→ **REQUIRED WORK**
Set down each entry from the block beneath, exactly as written.

:::::

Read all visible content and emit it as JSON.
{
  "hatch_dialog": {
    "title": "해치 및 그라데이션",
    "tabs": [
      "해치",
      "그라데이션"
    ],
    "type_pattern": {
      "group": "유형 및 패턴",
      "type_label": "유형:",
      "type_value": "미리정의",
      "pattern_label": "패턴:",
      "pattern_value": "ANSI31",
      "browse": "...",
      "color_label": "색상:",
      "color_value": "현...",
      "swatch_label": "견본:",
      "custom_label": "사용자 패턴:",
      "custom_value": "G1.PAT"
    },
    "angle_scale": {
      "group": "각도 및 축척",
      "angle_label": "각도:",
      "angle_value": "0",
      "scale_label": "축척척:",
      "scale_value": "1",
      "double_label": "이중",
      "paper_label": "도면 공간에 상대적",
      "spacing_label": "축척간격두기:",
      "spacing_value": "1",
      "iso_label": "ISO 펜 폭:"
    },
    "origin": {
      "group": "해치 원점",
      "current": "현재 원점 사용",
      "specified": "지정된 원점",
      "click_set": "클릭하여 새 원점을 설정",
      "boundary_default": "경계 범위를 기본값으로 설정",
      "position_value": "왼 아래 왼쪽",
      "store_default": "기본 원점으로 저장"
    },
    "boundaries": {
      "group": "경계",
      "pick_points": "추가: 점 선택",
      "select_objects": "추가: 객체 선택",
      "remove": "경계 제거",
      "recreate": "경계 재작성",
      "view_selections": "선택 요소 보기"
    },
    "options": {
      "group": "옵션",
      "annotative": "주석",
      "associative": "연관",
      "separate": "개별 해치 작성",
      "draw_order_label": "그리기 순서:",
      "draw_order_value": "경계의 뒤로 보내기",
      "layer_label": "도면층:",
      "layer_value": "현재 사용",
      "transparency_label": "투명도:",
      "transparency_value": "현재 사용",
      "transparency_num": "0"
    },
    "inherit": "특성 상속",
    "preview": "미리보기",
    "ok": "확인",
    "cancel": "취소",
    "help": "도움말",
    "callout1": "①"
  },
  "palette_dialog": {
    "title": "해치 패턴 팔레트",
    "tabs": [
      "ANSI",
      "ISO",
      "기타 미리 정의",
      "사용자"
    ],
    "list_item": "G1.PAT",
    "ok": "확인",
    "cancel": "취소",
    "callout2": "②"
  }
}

:::::

→ **SOLUTION TO THE EXERCISE**
Read all visible content and emit it as JSON.
{
  "hatch_dialog": {
    "title": "해치 및 그라데이션",
    "tabs": [
      "해치",
      "그라데이션"
    ],
    "type_pattern": {
      "group": "유형 및 패턴",
      "type_label": "유형:",
      "type_value": "미리정의",
      "pattern_label": "패턴:",
      "pattern_value": "ANSI31",
      "browse": "...",
      "color_label": "색상:",
      "color_value": "현...",
      "swatch_label": "견본:",
      "custom_label": "사용자 패턴:",
      "custom_value": "G1.PAT"
    },
    "angle_scale": {
      "group": "각도 및 축척",
      "angle_label": "각도:",
      "angle_value": "0",
      "scale_label": "축척척:",
      "scale_value": "1",
      "double_label": "이중",
      "paper_label": "도면 공간에 상대적",
      "spacing_label": "축척간격두기:",
      "spacing_value": "1",
      "iso_label": "ISO 펜 폭:"
    },
    "origin": {
      "group": "해치 원점",
      "current": "현재 원점 사용",
      "specified": "지정된 원점",
      "click_set": "클릭하여 새 원점을 설정",
      "boundary_default": "경계 범위를 기본값으로 설정",
      "position_value": "왼 아래 왼쪽",
      "store_default": "기본 원점으로 저장"
    },
    "boundaries": {
      "group": "경계",
      "pick_points": "추가: 점 선택",
      "select_objects": "추가: 객체 선택",
      "remove": "경계 제거",
      "recreate": "경계 재작성",
      "view_selections": "선택 요소 보기"
    },
    "options": {
      "group": "옵션",
      "annotative": "주석",
      "associative": "연관",
      "separate": "개별 해치 작성",
      "draw_order_label": "그리기 순서:",
      "draw_order_value": "경계의 뒤로 보내기",
      "layer_label": "도면층:",
      "layer_value": "현재 사용",
      "transparency_label": "투명도:",
      "transparency_value": "현재 사용",
      "transparency_num": "0"
    },
    "inherit": "특성 상속",
    "preview": "미리보기",
    "ok": "확인",
    "cancel": "취소",
    "help": "도움말",
    "callout1": "①"
  },
  "palette_dialog": {
    "title": "해치 패턴 팔레트",
    "tabs": [
      "ANSI",
      "ISO",
      "기타 미리 정의",
      "사용자"
    ],
    "list_item": "G1.PAT",
    "ok": "확인",
    "cancel": "취소",
    "callout2": "②"
  }
}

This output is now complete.